◆ Records to use
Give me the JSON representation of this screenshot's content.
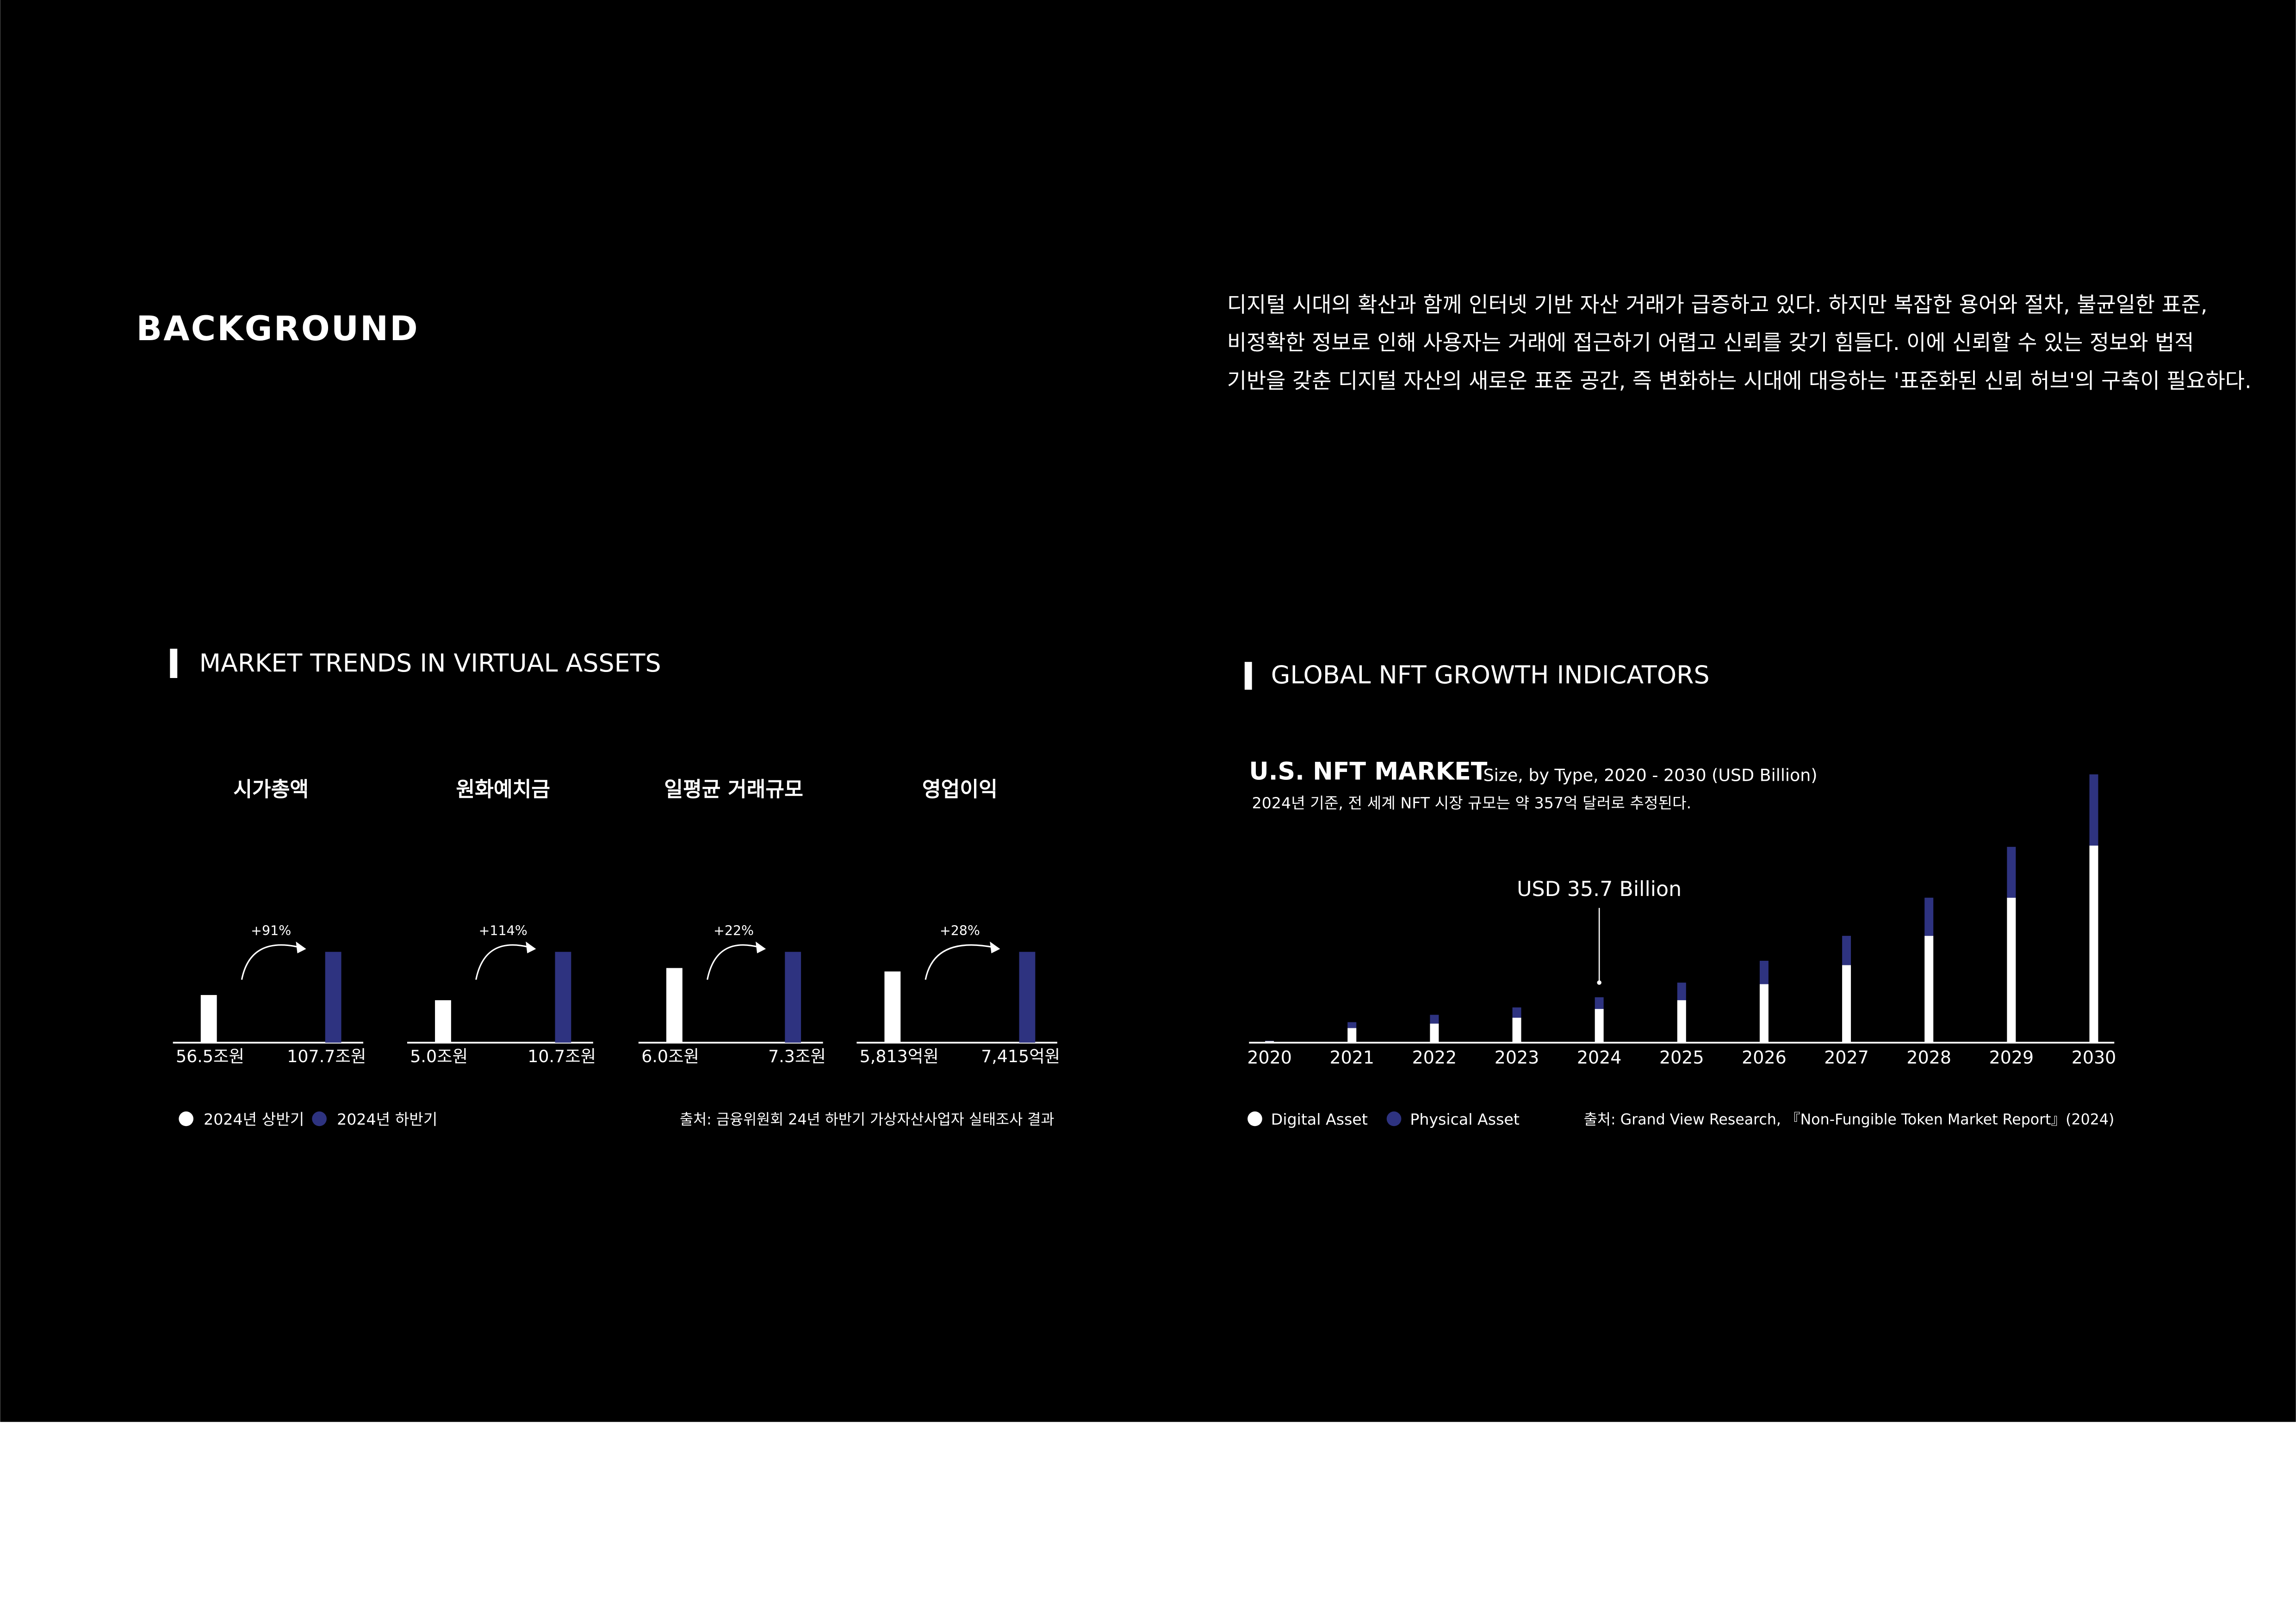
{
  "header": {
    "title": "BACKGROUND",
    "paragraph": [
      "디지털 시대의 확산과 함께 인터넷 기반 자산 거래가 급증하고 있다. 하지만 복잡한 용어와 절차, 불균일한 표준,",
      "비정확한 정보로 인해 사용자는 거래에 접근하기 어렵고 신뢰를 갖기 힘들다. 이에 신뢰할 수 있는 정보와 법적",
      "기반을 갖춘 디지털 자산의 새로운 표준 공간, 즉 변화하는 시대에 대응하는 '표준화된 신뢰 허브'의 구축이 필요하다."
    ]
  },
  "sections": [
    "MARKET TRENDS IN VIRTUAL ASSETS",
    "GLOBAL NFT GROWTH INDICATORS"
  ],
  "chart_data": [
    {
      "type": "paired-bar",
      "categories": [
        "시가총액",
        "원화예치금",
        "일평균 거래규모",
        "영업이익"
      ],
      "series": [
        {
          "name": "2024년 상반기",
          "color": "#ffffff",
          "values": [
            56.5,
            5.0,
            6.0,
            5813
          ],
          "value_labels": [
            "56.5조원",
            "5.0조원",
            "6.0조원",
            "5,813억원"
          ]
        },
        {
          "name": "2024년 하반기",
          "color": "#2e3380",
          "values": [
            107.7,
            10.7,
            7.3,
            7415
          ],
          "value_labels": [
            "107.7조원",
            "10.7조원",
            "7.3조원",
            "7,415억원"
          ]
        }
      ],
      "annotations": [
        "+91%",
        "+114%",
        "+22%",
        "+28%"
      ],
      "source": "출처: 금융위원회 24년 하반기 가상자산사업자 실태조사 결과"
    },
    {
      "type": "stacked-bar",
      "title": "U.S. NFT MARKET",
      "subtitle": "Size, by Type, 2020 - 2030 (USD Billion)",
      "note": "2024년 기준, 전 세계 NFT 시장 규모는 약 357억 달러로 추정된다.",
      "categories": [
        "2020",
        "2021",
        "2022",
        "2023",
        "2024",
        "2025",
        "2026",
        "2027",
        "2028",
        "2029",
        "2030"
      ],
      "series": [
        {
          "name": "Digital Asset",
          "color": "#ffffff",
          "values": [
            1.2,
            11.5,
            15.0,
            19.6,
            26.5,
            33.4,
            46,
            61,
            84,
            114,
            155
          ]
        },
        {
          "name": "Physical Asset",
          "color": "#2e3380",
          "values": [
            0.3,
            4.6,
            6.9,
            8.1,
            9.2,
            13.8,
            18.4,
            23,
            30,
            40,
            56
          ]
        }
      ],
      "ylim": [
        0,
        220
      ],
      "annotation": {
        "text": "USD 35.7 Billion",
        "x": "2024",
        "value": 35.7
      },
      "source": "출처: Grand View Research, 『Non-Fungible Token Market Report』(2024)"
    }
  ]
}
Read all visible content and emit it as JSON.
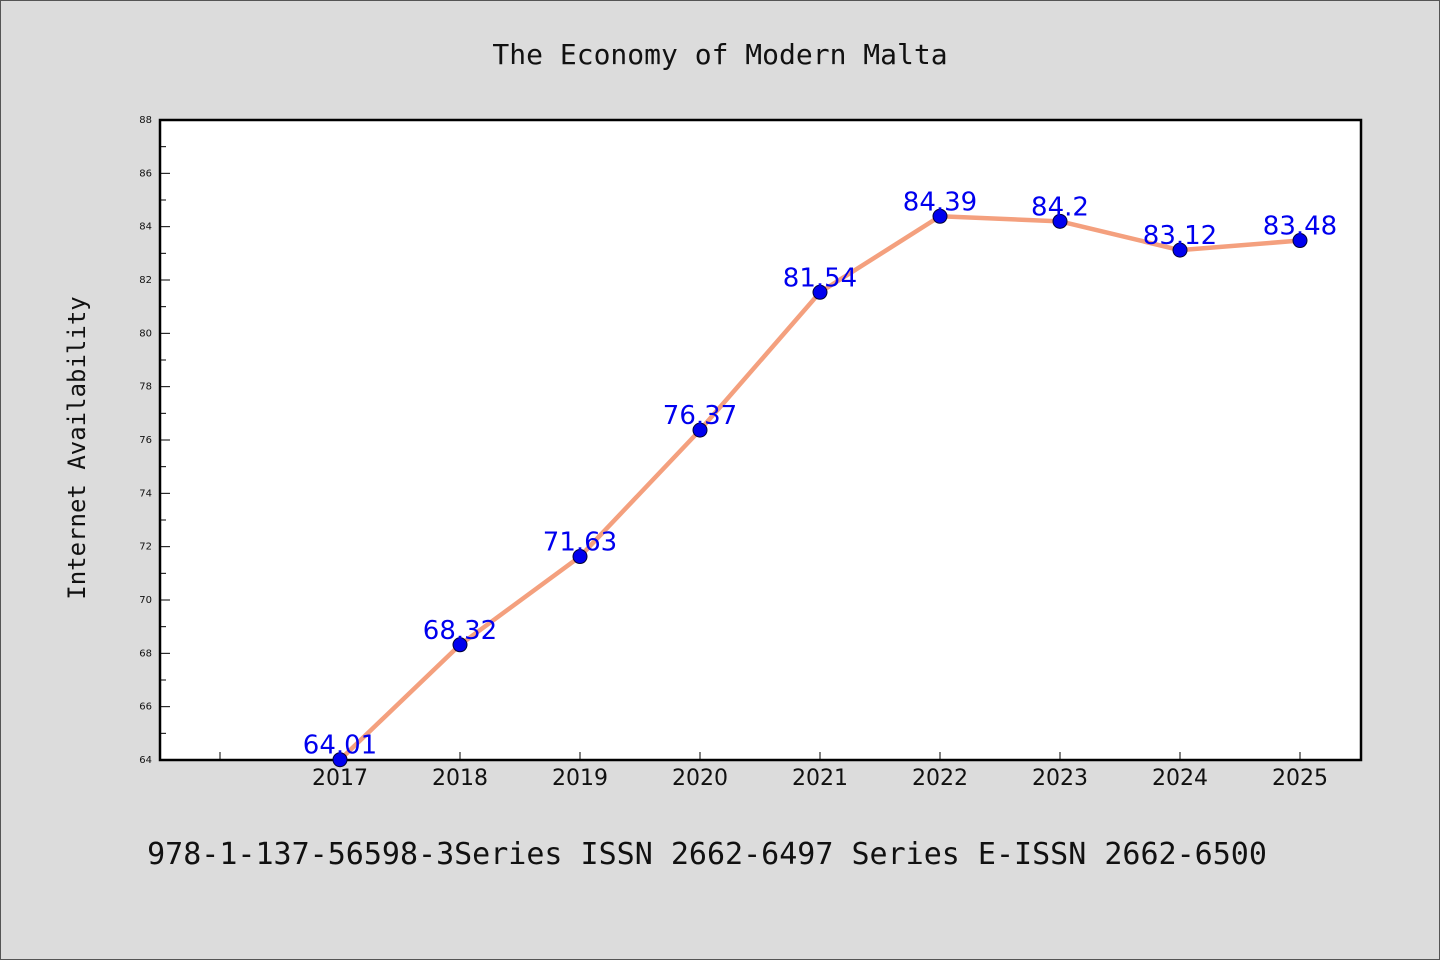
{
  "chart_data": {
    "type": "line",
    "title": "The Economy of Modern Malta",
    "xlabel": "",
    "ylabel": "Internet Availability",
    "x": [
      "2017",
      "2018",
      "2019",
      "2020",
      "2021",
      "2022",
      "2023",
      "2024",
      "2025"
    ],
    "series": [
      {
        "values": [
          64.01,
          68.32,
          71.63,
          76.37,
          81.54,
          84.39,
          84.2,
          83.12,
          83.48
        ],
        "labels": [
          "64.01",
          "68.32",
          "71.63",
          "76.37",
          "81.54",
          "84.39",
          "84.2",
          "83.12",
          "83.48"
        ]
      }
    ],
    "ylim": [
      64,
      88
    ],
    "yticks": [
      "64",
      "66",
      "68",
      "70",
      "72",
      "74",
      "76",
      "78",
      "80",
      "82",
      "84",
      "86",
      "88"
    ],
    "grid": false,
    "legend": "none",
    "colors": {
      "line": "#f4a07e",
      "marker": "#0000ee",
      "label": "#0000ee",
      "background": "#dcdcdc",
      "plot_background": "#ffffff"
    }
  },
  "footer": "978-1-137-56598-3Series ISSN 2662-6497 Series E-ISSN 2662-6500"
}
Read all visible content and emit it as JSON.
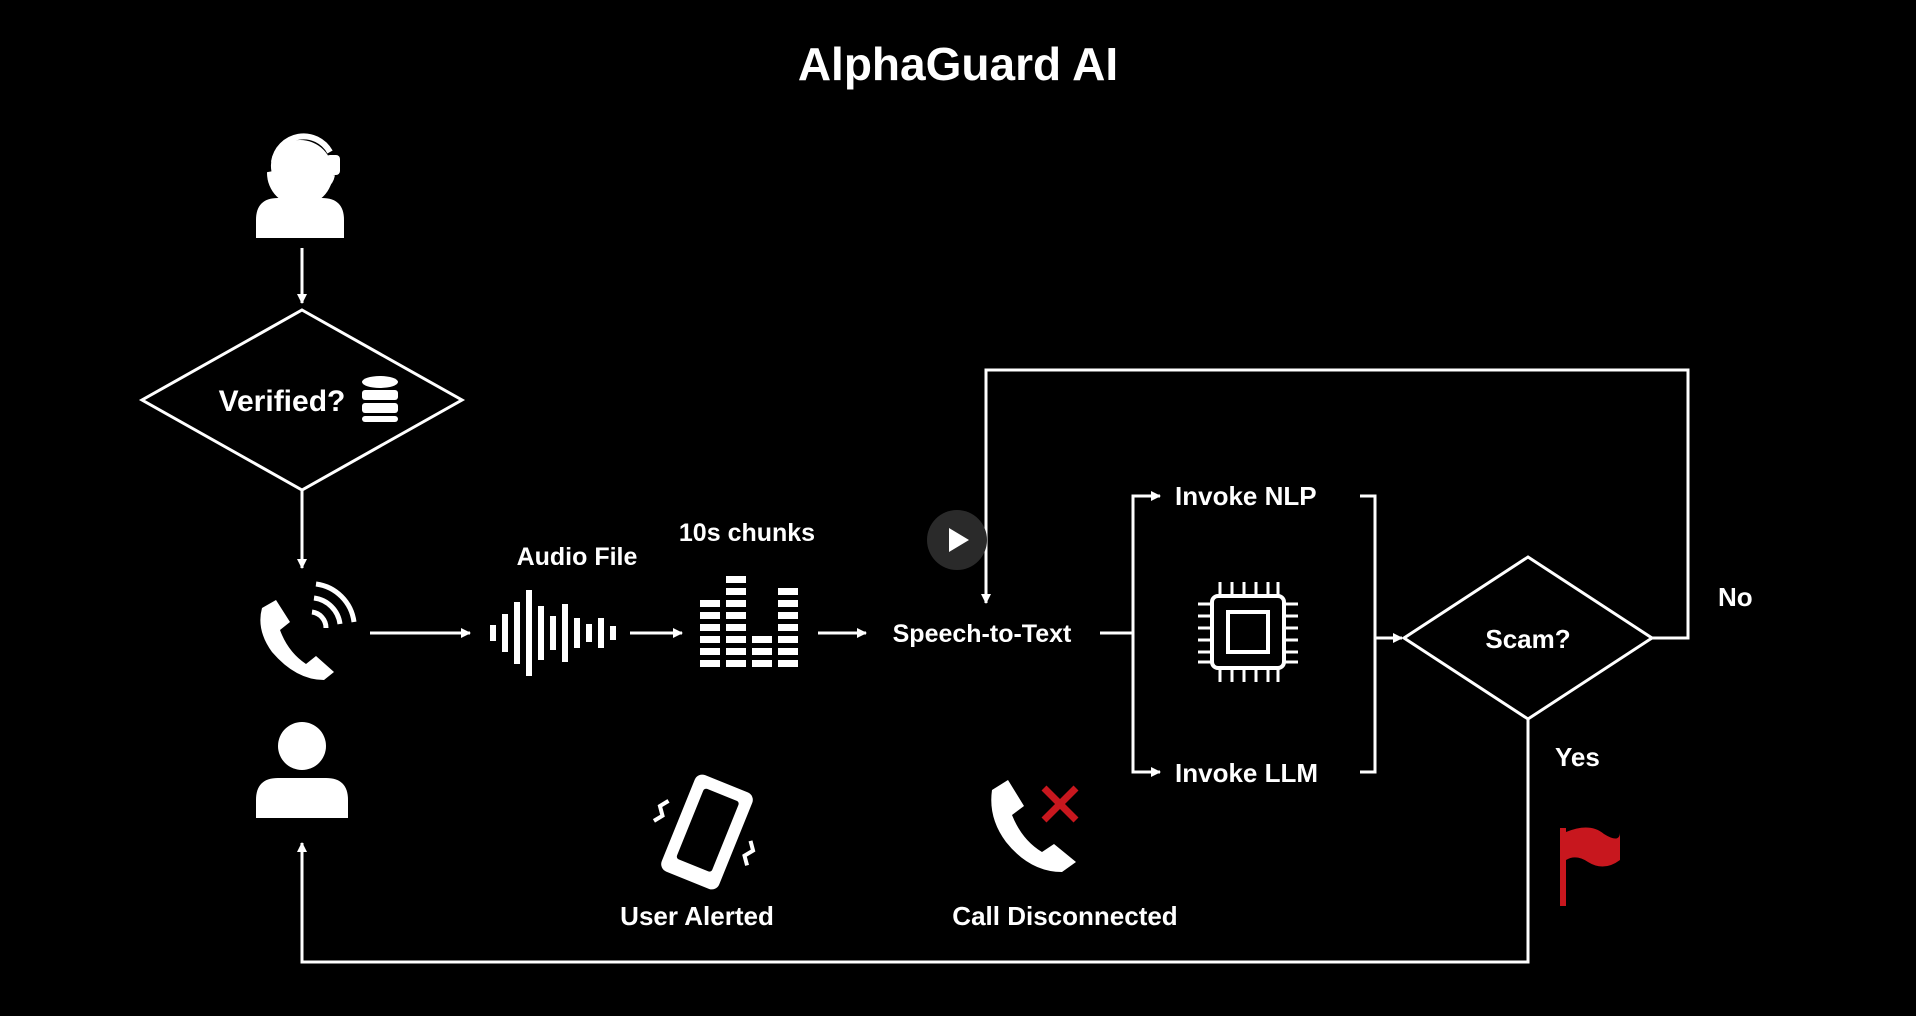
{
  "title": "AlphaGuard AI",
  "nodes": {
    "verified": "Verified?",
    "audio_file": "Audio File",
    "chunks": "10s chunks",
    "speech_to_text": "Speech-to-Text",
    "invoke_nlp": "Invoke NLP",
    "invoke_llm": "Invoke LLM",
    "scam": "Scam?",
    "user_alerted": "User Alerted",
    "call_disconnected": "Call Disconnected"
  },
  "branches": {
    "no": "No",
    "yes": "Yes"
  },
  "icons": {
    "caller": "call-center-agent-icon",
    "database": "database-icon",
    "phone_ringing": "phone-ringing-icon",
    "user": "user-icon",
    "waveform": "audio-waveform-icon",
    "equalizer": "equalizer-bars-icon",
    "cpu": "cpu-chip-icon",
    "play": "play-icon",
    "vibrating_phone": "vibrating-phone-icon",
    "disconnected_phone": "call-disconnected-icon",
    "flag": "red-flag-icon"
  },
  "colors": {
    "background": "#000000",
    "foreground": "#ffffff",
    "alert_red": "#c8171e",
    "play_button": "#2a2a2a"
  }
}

◆ Problem requirements
Your answer should be a single number: how many lines in the data above include "Invoke"?

◆ Answer to this task
2